[INSTRUCTION]
Copy out the data below, replacing "bounding boxes" with "bounding rectangles" everywhere and leaving everything else unchanged. Leave out the pictures.

—————

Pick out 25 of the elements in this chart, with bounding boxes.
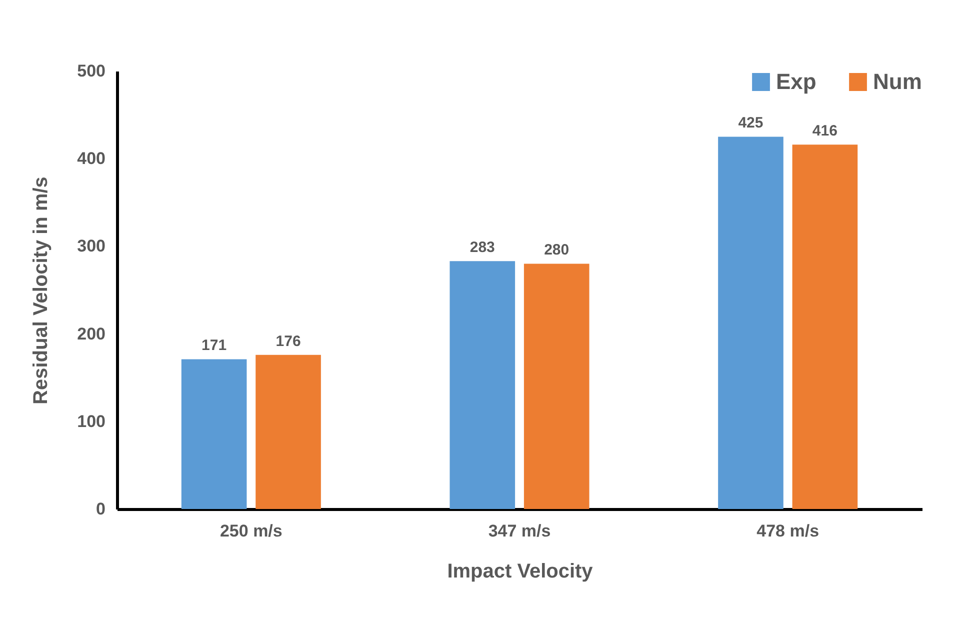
x-tick-label: 347 m/s bbox=[488, 522, 551, 540]
y-tick-label: 0 bbox=[96, 500, 106, 518]
y-axis-title: Residual Velocity in m/s bbox=[30, 176, 52, 404]
bar bbox=[450, 261, 516, 509]
data-label: 280 bbox=[544, 242, 570, 259]
x-axis-title: Impact Velocity bbox=[447, 560, 594, 582]
bar bbox=[718, 136, 784, 509]
data-label: 425 bbox=[738, 114, 764, 132]
y-tick-label: 200 bbox=[77, 324, 106, 344]
y-tick-label: 500 bbox=[77, 62, 106, 80]
y-tick-label: 100 bbox=[77, 412, 106, 431]
bar bbox=[792, 144, 858, 509]
bar bbox=[181, 359, 247, 509]
y-tick-label: 300 bbox=[77, 236, 106, 256]
data-label: 176 bbox=[276, 332, 301, 350]
bar bbox=[256, 354, 321, 509]
data-label: 283 bbox=[470, 239, 495, 256]
data-label: 416 bbox=[812, 122, 838, 140]
data-label: 171 bbox=[202, 337, 227, 354]
bar bbox=[524, 264, 590, 509]
legend-label: Exp bbox=[776, 69, 816, 94]
y-tick-label: 400 bbox=[77, 149, 106, 168]
x-tick-label: 250 m/s bbox=[220, 522, 282, 540]
x-tick-label: 478 m/s bbox=[756, 522, 820, 540]
legend-label: Num bbox=[873, 69, 922, 94]
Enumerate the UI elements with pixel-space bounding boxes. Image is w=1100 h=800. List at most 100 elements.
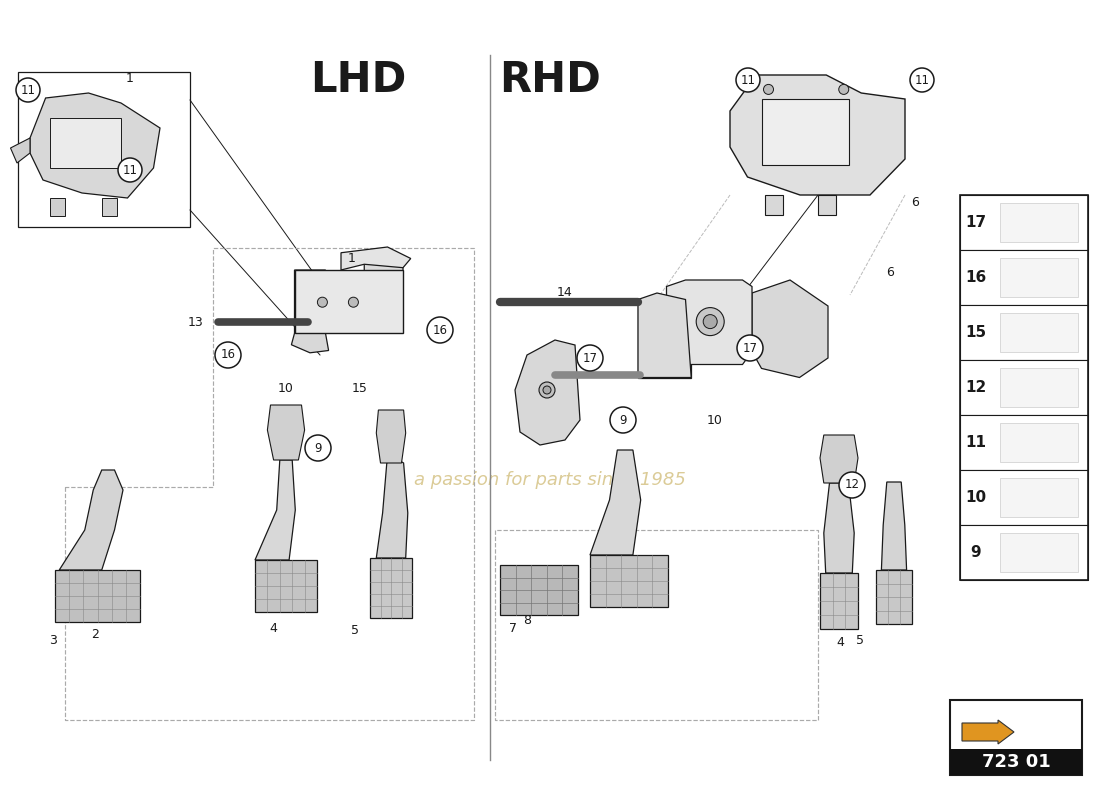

—————

[SOLVED EXERCISE]
Pick out 25 of the elements in this chart, with bounding rectangles.
x-tick-label: 347 m/s bbox=[488, 522, 551, 540]
y-tick-label: 0 bbox=[96, 500, 106, 518]
y-axis-title: Residual Velocity in m/s bbox=[30, 176, 52, 404]
bar bbox=[450, 261, 516, 509]
data-label: 280 bbox=[544, 242, 570, 259]
x-axis-title: Impact Velocity bbox=[447, 560, 594, 582]
bar bbox=[718, 136, 784, 509]
data-label: 425 bbox=[738, 114, 764, 132]
y-tick-label: 200 bbox=[77, 324, 106, 344]
y-tick-label: 500 bbox=[77, 62, 106, 80]
y-tick-label: 100 bbox=[77, 412, 106, 431]
bar bbox=[792, 144, 858, 509]
bar bbox=[181, 359, 247, 509]
y-tick-label: 300 bbox=[77, 236, 106, 256]
data-label: 176 bbox=[276, 332, 301, 350]
bar bbox=[256, 354, 321, 509]
data-label: 283 bbox=[470, 239, 495, 256]
data-label: 416 bbox=[812, 122, 838, 140]
data-label: 171 bbox=[202, 337, 227, 354]
bar bbox=[524, 264, 590, 509]
legend-label: Exp bbox=[776, 69, 816, 94]
y-tick-label: 400 bbox=[77, 149, 106, 168]
x-tick-label: 250 m/s bbox=[220, 522, 282, 540]
x-tick-label: 478 m/s bbox=[756, 522, 820, 540]
legend-label: Num bbox=[873, 69, 922, 94]
Enumerate the UI elements with pixel-space bounding rectangles. Image is w=1100 h=800. List at most 100 elements.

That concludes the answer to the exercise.